■ **PROVIDED RECORDS**:
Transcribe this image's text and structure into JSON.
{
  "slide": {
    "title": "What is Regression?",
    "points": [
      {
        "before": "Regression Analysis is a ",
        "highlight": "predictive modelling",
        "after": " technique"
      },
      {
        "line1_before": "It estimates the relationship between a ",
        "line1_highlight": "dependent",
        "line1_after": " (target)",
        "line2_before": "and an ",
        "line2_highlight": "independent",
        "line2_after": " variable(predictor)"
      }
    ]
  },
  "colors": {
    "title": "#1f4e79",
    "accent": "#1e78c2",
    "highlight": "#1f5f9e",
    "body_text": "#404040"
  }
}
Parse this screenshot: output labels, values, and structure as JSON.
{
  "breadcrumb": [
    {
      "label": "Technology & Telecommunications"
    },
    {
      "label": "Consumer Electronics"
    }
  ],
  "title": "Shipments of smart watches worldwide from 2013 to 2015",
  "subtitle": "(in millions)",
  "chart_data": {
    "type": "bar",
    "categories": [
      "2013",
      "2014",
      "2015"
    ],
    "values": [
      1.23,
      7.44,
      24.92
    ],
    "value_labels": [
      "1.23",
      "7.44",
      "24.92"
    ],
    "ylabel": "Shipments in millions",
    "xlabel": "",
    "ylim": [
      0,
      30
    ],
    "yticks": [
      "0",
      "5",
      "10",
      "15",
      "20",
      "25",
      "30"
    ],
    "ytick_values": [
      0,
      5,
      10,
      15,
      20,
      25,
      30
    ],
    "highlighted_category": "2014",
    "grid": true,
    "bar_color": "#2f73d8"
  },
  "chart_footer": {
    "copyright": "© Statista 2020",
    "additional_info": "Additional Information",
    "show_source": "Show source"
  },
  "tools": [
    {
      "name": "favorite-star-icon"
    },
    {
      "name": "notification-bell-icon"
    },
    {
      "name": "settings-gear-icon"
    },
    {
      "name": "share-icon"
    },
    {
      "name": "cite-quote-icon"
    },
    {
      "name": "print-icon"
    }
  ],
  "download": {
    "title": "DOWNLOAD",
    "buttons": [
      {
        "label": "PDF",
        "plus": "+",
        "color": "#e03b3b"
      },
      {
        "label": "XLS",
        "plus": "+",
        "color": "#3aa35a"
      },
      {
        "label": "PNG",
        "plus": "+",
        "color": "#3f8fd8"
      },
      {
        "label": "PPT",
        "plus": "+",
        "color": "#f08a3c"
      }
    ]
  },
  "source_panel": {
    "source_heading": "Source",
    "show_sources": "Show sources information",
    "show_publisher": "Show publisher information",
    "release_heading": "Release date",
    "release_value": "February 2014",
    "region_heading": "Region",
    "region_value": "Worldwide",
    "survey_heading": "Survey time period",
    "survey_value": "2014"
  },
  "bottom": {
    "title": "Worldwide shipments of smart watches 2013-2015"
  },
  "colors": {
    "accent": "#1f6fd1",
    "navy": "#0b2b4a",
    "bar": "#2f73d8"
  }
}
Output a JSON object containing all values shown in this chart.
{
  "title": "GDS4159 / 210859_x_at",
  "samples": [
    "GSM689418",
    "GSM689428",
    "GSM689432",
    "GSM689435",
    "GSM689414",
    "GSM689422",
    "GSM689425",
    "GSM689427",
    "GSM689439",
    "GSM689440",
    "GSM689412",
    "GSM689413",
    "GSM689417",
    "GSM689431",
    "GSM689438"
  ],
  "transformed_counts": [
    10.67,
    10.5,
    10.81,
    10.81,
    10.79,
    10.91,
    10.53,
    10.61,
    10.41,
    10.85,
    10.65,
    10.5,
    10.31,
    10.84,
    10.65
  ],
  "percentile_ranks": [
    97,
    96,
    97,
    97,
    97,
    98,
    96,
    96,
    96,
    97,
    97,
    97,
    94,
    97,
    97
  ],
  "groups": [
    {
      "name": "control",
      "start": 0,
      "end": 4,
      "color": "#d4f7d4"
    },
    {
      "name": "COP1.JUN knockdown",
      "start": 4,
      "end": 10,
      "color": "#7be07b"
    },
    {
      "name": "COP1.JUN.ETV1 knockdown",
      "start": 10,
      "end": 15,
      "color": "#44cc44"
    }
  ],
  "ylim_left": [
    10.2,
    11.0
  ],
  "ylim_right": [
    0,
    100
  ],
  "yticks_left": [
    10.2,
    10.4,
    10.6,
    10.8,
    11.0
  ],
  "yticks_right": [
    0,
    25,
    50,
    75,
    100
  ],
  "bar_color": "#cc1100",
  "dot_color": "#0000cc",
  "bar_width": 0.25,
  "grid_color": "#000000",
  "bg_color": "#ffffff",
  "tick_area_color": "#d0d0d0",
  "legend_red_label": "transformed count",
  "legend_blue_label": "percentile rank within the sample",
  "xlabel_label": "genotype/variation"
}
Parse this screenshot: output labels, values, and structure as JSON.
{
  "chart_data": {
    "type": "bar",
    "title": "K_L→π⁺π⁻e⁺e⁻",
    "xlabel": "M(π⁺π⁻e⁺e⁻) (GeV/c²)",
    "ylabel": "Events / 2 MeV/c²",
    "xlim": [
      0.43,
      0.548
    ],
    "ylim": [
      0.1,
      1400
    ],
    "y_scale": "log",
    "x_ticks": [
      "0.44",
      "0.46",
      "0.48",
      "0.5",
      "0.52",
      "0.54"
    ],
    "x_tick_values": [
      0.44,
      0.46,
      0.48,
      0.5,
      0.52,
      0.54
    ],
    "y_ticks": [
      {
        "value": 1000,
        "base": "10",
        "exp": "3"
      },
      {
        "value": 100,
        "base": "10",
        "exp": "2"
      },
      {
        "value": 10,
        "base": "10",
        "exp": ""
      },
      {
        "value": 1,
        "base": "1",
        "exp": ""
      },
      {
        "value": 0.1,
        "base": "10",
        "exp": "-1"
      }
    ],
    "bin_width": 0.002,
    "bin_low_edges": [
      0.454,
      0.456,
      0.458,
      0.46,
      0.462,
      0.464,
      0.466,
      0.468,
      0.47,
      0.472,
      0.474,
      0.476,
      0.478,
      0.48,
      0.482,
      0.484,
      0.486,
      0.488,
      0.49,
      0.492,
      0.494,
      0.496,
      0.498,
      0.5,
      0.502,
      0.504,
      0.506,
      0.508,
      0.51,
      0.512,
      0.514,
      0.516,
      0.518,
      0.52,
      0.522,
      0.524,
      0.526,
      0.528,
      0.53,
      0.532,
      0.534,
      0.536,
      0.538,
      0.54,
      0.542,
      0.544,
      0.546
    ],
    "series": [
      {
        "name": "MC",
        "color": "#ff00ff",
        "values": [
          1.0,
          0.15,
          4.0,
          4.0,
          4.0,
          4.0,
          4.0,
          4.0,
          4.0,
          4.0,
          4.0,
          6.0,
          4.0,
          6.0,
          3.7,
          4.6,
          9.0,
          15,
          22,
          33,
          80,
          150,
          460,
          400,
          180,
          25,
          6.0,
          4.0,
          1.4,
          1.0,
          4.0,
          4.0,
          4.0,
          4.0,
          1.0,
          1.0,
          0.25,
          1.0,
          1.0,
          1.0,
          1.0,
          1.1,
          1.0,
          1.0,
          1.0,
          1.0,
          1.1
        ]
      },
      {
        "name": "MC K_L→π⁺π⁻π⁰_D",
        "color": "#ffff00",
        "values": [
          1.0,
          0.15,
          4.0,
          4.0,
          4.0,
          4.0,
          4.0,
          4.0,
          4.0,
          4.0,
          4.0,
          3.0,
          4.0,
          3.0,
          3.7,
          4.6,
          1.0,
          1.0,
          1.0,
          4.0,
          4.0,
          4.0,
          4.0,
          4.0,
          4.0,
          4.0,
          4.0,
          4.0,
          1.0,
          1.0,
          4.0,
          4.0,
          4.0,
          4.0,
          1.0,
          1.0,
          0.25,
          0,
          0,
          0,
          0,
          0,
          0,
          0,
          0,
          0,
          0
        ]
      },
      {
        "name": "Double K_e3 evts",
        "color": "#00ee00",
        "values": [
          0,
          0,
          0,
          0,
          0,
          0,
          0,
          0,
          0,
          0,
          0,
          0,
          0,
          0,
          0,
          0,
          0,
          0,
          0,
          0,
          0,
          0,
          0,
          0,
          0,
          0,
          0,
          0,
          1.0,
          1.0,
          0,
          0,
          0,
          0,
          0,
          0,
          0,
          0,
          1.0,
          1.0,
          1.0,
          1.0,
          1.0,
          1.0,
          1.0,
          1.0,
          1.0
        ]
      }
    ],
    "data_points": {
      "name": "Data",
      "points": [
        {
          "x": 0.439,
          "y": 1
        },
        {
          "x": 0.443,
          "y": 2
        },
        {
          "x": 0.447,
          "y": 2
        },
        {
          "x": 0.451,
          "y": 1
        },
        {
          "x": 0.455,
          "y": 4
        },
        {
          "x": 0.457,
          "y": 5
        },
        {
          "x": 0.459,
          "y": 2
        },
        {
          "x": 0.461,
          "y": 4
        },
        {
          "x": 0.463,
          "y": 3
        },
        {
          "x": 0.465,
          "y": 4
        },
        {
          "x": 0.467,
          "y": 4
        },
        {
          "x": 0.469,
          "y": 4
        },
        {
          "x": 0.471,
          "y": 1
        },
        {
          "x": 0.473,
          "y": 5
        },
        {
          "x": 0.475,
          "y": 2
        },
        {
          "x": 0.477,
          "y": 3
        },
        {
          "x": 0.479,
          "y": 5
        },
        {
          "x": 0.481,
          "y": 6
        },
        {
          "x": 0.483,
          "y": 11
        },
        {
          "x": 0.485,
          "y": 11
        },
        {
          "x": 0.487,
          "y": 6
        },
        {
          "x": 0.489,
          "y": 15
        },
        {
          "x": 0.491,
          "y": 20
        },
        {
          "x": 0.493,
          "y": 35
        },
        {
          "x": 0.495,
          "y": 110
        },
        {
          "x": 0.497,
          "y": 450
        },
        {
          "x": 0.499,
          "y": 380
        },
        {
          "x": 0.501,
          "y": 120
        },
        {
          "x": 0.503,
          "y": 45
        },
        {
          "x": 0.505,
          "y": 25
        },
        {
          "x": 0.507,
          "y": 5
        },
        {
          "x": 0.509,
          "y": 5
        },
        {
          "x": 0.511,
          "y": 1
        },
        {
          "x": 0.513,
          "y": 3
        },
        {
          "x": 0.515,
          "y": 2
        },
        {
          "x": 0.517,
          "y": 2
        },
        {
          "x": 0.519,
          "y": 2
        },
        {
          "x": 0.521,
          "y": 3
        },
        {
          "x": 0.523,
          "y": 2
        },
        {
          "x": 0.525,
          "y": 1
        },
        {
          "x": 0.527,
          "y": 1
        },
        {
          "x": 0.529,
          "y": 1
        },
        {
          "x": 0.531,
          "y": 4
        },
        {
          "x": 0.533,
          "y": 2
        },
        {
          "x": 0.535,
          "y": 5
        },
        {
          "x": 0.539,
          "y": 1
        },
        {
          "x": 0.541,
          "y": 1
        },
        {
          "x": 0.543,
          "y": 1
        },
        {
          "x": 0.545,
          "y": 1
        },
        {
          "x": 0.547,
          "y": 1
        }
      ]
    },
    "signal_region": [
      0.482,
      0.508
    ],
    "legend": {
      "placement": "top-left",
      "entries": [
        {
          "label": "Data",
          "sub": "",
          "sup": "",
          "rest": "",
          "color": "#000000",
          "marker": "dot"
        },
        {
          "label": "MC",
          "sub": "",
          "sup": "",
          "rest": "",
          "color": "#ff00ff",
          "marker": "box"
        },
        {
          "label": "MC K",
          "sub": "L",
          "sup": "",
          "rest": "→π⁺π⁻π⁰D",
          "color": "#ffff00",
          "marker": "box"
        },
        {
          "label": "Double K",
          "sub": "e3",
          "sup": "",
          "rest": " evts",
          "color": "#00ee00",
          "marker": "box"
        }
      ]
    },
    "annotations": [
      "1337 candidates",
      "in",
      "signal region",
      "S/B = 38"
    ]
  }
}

■ **EXERCISE**:
Say how many lines in the records hold the string "smart", and say nothing else.

■ **EXERCISE RESPONSE**:
2